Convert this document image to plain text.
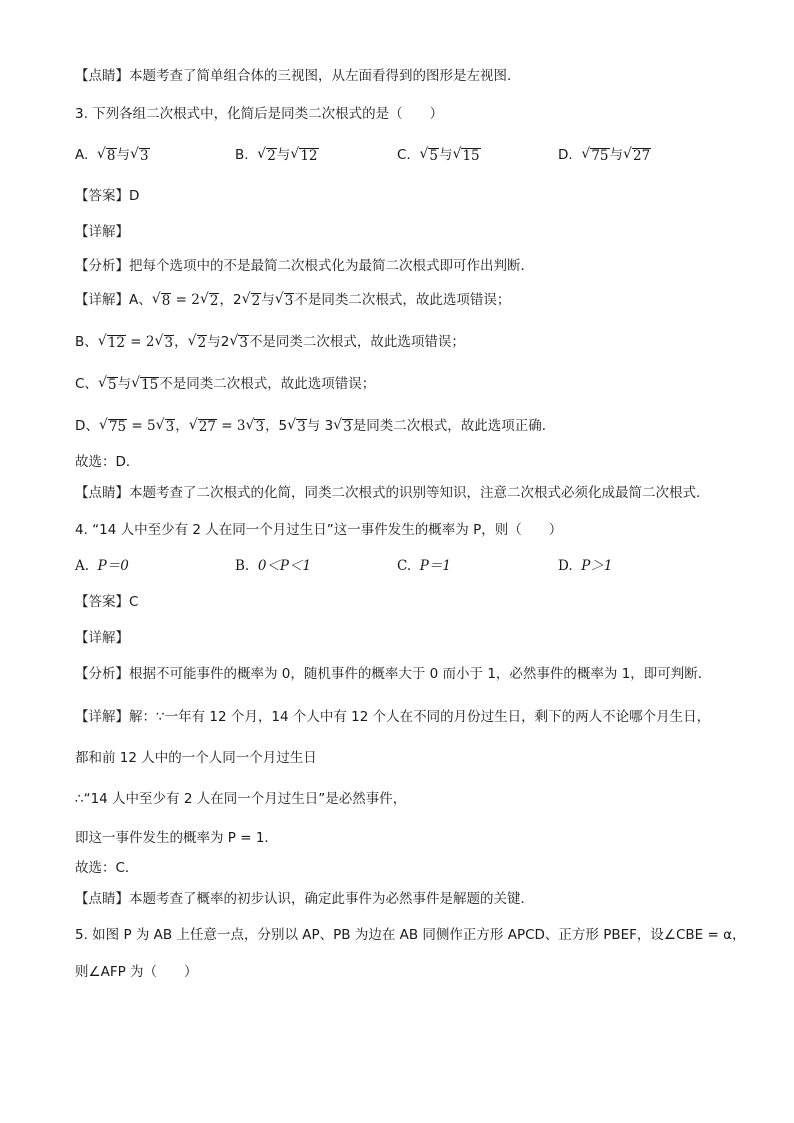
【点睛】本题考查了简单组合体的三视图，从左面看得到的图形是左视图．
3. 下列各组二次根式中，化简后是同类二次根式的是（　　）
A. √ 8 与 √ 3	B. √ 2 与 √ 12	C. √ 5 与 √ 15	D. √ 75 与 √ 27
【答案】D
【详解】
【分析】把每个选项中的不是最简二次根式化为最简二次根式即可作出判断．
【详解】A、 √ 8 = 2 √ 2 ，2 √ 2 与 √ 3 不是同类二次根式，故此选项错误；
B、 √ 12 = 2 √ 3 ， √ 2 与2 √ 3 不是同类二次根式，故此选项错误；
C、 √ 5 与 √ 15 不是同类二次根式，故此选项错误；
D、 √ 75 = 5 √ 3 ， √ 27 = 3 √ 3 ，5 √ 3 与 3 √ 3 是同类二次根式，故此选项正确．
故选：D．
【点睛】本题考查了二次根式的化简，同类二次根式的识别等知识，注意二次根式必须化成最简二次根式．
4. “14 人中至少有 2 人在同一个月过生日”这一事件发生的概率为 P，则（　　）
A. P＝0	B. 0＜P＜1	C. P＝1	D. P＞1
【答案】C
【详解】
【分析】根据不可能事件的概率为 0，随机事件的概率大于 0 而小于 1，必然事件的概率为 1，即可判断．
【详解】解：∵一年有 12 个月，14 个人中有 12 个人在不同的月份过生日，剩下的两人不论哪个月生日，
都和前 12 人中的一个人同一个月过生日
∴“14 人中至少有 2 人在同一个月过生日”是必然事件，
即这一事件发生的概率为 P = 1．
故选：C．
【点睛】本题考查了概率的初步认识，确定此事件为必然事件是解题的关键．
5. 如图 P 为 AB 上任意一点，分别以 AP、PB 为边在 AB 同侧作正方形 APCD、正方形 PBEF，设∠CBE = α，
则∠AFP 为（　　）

====

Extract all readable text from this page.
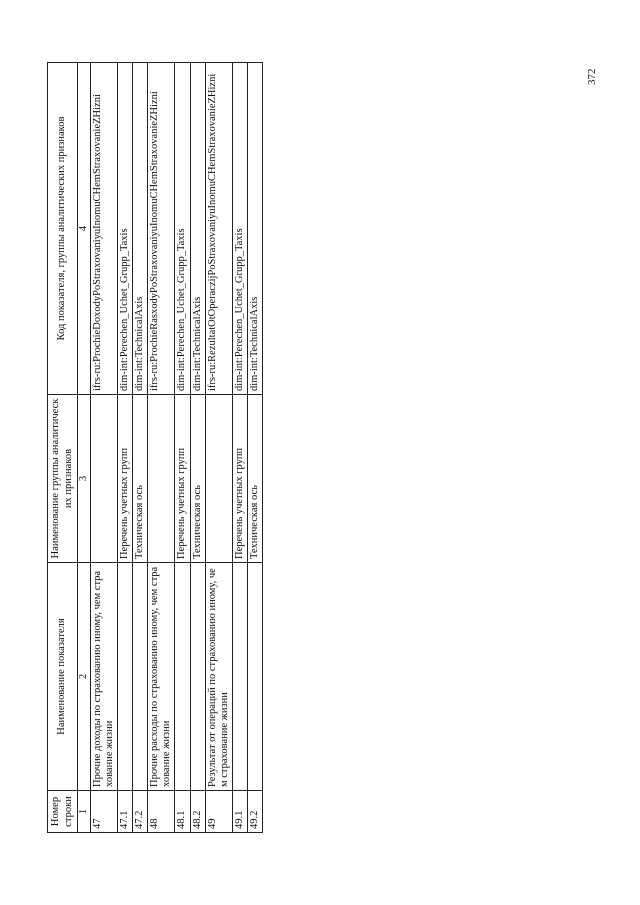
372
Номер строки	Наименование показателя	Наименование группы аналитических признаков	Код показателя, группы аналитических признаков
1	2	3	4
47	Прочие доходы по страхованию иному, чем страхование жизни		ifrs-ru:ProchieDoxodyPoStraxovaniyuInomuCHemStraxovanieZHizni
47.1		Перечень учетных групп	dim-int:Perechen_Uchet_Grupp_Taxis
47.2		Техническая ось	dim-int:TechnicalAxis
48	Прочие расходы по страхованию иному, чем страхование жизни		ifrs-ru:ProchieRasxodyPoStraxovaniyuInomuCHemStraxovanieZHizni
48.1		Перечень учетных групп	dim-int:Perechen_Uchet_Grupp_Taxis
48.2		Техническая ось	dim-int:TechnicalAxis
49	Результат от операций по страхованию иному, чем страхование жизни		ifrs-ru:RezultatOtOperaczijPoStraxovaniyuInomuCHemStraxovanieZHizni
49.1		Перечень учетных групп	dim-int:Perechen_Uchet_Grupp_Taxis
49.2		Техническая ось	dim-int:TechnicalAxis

====

Using the entries above, state how many lines include the word "不是同类二次根式", with no other words.

3